(Requirements): Return the records that follow, matching each one exactly.

Dataset excerpts:

***

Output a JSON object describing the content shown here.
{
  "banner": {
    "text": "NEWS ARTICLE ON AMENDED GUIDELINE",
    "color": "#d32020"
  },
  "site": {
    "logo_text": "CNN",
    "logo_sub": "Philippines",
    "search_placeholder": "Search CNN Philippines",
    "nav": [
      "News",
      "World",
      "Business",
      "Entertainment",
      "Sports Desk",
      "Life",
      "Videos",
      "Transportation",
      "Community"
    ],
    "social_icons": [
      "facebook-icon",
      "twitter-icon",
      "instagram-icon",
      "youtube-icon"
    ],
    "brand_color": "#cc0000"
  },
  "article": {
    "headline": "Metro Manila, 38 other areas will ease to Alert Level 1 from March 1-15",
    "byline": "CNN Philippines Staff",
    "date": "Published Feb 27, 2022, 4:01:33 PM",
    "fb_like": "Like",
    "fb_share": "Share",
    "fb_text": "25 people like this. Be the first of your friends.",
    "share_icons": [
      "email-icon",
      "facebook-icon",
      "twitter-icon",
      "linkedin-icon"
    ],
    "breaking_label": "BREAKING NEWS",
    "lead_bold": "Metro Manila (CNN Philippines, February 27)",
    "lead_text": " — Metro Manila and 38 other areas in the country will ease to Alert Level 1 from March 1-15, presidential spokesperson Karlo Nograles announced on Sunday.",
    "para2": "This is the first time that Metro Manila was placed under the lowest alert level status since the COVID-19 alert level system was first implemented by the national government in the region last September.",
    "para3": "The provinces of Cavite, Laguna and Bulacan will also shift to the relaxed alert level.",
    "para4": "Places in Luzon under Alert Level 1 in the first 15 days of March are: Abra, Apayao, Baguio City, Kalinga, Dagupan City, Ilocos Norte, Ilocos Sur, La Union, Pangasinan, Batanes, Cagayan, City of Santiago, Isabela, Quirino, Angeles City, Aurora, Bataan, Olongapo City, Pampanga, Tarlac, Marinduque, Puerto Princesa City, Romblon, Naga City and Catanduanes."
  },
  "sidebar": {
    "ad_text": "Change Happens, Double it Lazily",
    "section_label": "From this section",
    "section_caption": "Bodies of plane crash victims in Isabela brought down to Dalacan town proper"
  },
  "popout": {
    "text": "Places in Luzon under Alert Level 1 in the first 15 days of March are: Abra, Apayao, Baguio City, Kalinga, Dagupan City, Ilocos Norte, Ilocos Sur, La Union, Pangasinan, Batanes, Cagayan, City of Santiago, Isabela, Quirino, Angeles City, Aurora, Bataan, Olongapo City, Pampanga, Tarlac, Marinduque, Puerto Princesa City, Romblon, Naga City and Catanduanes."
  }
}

***

(Exercise answer):
Output a JSON object describing the content shown here.
{
  "banner": {
    "text": "NEWS ARTICLE ON AMENDED GUIDELINE",
    "color": "#d32020"
  },
  "site": {
    "logo_text": "CNN",
    "logo_sub": "Philippines",
    "search_placeholder": "Search CNN Philippines",
    "nav": [
      "News",
      "World",
      "Business",
      "Entertainment",
      "Sports Desk",
      "Life",
      "Videos",
      "Transportation",
      "Community"
    ],
    "social_icons": [
      "facebook-icon",
      "twitter-icon",
      "instagram-icon",
      "youtube-icon"
    ],
    "brand_color": "#cc0000"
  },
  "article": {
    "headline": "Metro Manila, 38 other areas will ease to Alert Level 1 from March 1-15",
    "byline": "CNN Philippines Staff",
    "date": "Published Feb 27, 2022, 4:01:33 PM",
    "fb_like": "Like",
    "fb_share": "Share",
    "fb_text": "25 people like this. Be the first of your friends.",
    "share_icons": [
      "email-icon",
      "facebook-icon",
      "twitter-icon",
      "linkedin-icon"
    ],
    "breaking_label": "BREAKING NEWS",
    "lead_bold": "Metro Manila (CNN Philippines, February 27)",
    "lead_text": " — Metro Manila and 38 other areas in the country will ease to Alert Level 1 from March 1-15, presidential spokesperson Karlo Nograles announced on Sunday.",
    "para2": "This is the first time that Metro Manila was placed under the lowest alert level status since the COVID-19 alert level system was first implemented by the national government in the region last September.",
    "para3": "The provinces of Cavite, Laguna and Bulacan will also shift to the relaxed alert level.",
    "para4": "Places in Luzon under Alert Level 1 in the first 15 days of March are: Abra, Apayao, Baguio City, Kalinga, Dagupan City, Ilocos Norte, Ilocos Sur, La Union, Pangasinan, Batanes, Cagayan, City of Santiago, Isabela, Quirino, Angeles City, Aurora, Bataan, Olongapo City, Pampanga, Tarlac, Marinduque, Puerto Princesa City, Romblon, Naga City and Catanduanes."
  },
  "sidebar": {
    "ad_text": "Change Happens, Double it Lazily",
    "section_label": "From this section",
    "section_caption": "Bodies of plane crash victims in Isabela brought down to Dalacan town proper"
  },
  "popout": {
    "text": "Places in Luzon under Alert Level 1 in the first 15 days of March are: Abra, Apayao, Baguio City, Kalinga, Dagupan City, Ilocos Norte, Ilocos Sur, La Union, Pangasinan, Batanes, Cagayan, City of Santiago, Isabela, Quirino, Angeles City, Aurora, Bataan, Olongapo City, Pampanga, Tarlac, Marinduque, Puerto Princesa City, Romblon, Naga City and Catanduanes."
  }
}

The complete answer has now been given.